◆ **STATED GOAL**: Repeat the entire listing exactly as written.

┄┄┄┄┄┄

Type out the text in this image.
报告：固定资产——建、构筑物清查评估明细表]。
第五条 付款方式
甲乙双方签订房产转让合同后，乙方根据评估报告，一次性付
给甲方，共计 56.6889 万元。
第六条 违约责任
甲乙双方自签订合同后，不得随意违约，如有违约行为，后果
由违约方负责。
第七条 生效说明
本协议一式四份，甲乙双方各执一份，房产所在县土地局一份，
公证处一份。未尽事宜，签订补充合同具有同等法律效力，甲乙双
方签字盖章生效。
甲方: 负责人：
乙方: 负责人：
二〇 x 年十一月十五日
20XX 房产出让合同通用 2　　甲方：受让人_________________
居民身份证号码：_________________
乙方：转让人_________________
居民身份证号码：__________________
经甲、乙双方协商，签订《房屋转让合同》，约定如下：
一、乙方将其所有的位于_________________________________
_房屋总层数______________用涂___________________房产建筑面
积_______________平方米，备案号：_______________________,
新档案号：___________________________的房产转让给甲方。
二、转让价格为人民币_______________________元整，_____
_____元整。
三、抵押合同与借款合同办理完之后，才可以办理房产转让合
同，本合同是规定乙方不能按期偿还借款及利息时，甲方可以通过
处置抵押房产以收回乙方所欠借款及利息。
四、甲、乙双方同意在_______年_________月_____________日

┄┄┄┄┄┄

◆ **FINISHED EXERCISE**:
Type out the text in this image.
报告：固定资产——建、构筑物清查评估明细表]。
第五条 付款方式
甲乙双方签订房产转让合同后，乙方根据评估报告，一次性付
给甲方，共计 56.6889 万元。
第六条 违约责任
甲乙双方自签订合同后，不得随意违约，如有违约行为，后果
由违约方负责。
第七条 生效说明
本协议一式四份，甲乙双方各执一份，房产所在县土地局一份，
公证处一份。未尽事宜，签订补充合同具有同等法律效力，甲乙双
方签字盖章生效。
甲方: 负责人：
乙方: 负责人：
二〇 x 年十一月十五日
20XX 房产出让合同通用 2　　甲方：受让人_________________
居民身份证号码：_________________
乙方：转让人_________________
居民身份证号码：__________________
经甲、乙双方协商，签订《房屋转让合同》，约定如下：
一、乙方将其所有的位于_________________________________
_房屋总层数______________用涂___________________房产建筑面
积_______________平方米，备案号：_______________________,
新档案号：___________________________的房产转让给甲方。
二、转让价格为人民币_______________________元整，_____
_____元整。
三、抵押合同与借款合同办理完之后，才可以办理房产转让合
同，本合同是规定乙方不能按期偿还借款及利息时，甲方可以通过
处置抵押房产以收回乙方所欠借款及利息。
四、甲、乙双方同意在_______年_________月_____________日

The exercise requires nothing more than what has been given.